### DIRECTION
Set down all of the entries word for word, omitting the images they contain.

### TASK DATA
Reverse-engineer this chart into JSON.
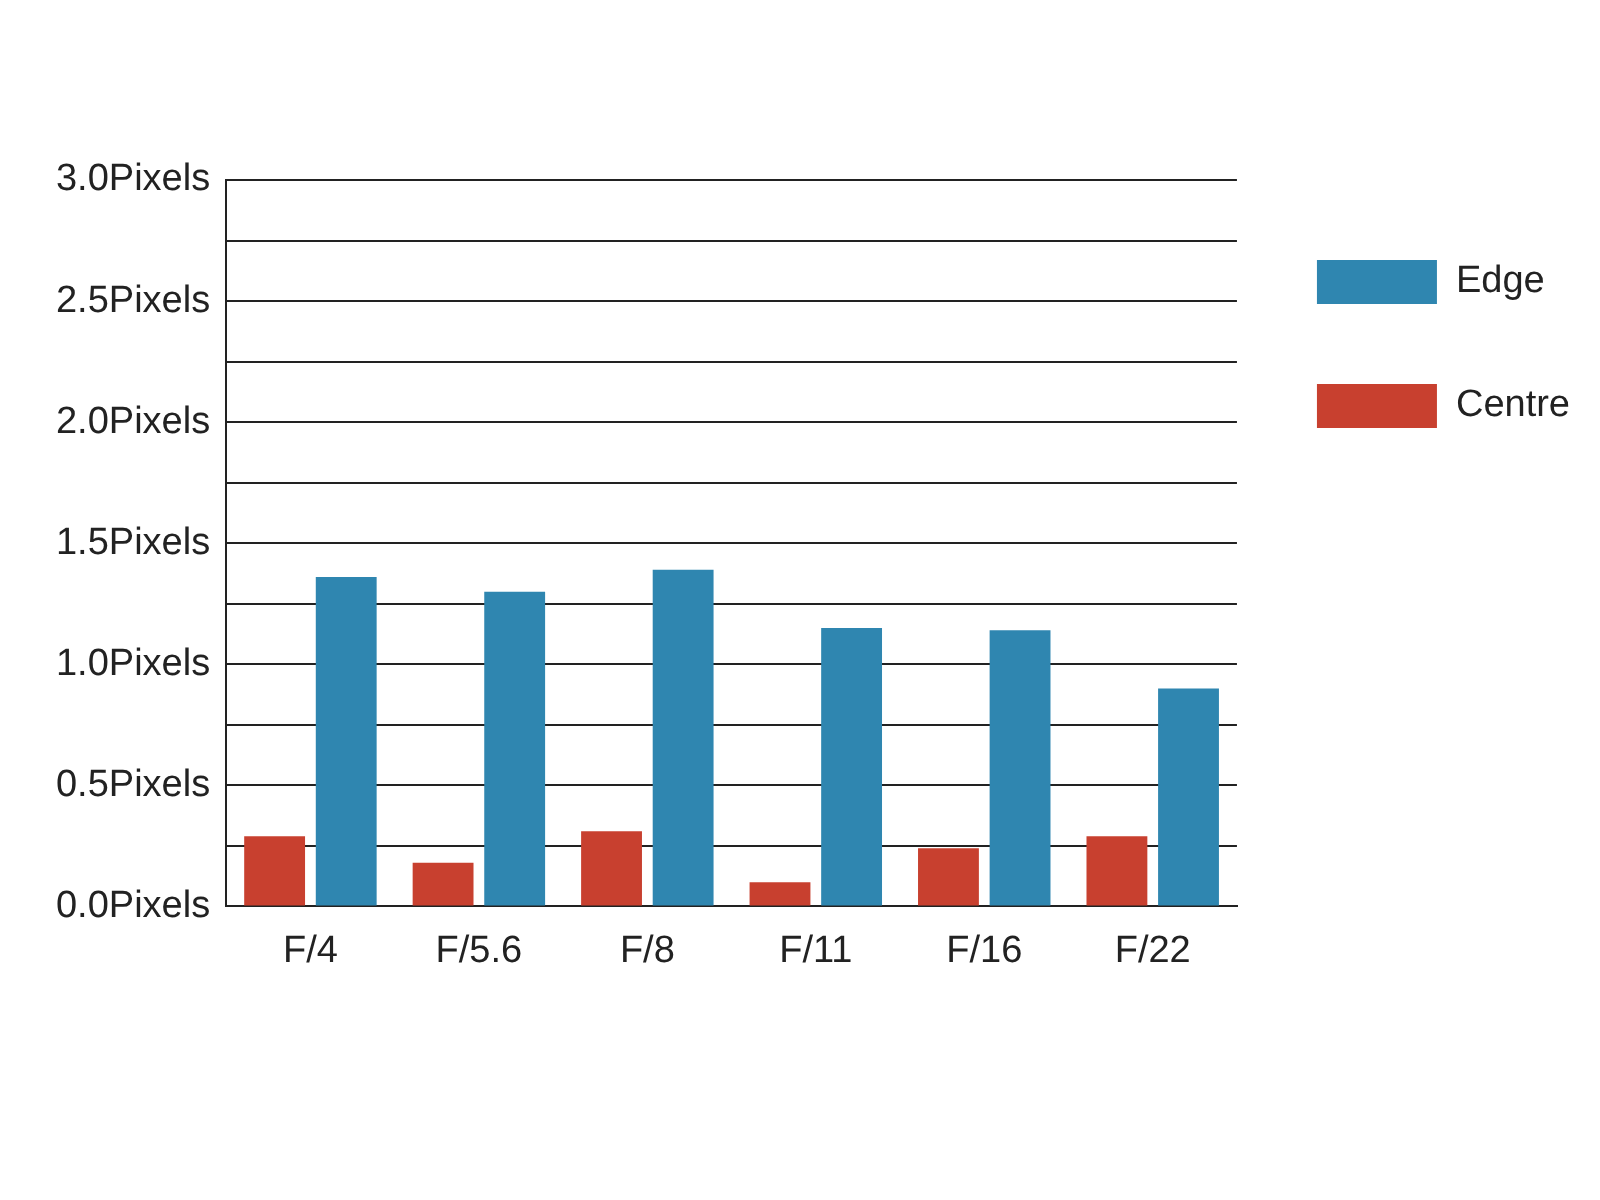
{
  "chart_data": {
    "type": "bar",
    "categories": [
      "F/4",
      "F/5.6",
      "F/8",
      "F/11",
      "F/16",
      "F/22"
    ],
    "series": [
      {
        "name": "Centre",
        "color": "#c8402f",
        "values": [
          0.29,
          0.18,
          0.31,
          0.1,
          0.24,
          0.29
        ]
      },
      {
        "name": "Edge",
        "color": "#2f86b0",
        "values": [
          1.36,
          1.3,
          1.39,
          1.15,
          1.14,
          0.9
        ]
      }
    ],
    "ylim": [
      0,
      3
    ],
    "yticks": [
      {
        "value": 0,
        "label": "0.0Pixels"
      },
      {
        "value": 0.25,
        "label": null
      },
      {
        "value": 0.5,
        "label": "0.5Pixels"
      },
      {
        "value": 0.75,
        "label": null
      },
      {
        "value": 1,
        "label": "1.0Pixels"
      },
      {
        "value": 1.25,
        "label": null
      },
      {
        "value": 1.5,
        "label": "1.5Pixels"
      },
      {
        "value": 1.75,
        "label": null
      },
      {
        "value": 2,
        "label": "2.0Pixels"
      },
      {
        "value": 2.25,
        "label": null
      },
      {
        "value": 2.5,
        "label": "2.5Pixels"
      },
      {
        "value": 2.75,
        "label": null
      },
      {
        "value": 3,
        "label": "3.0Pixels"
      }
    ],
    "grid": "y",
    "legend": "top right"
  }
}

### RESULT OF THE TASK
Reverse-engineer this chart into JSON.
{
  "chart_data": {
    "type": "bar",
    "categories": [
      "F/4",
      "F/5.6",
      "F/8",
      "F/11",
      "F/16",
      "F/22"
    ],
    "series": [
      {
        "name": "Centre",
        "color": "#c8402f",
        "values": [
          0.29,
          0.18,
          0.31,
          0.1,
          0.24,
          0.29
        ]
      },
      {
        "name": "Edge",
        "color": "#2f86b0",
        "values": [
          1.36,
          1.3,
          1.39,
          1.15,
          1.14,
          0.9
        ]
      }
    ],
    "ylim": [
      0,
      3
    ],
    "yticks": [
      {
        "value": 0,
        "label": "0.0Pixels"
      },
      {
        "value": 0.25,
        "label": null
      },
      {
        "value": 0.5,
        "label": "0.5Pixels"
      },
      {
        "value": 0.75,
        "label": null
      },
      {
        "value": 1,
        "label": "1.0Pixels"
      },
      {
        "value": 1.25,
        "label": null
      },
      {
        "value": 1.5,
        "label": "1.5Pixels"
      },
      {
        "value": 1.75,
        "label": null
      },
      {
        "value": 2,
        "label": "2.0Pixels"
      },
      {
        "value": 2.25,
        "label": null
      },
      {
        "value": 2.5,
        "label": "2.5Pixels"
      },
      {
        "value": 2.75,
        "label": null
      },
      {
        "value": 3,
        "label": "3.0Pixels"
      }
    ],
    "grid": "y",
    "legend": "top right"
  }
}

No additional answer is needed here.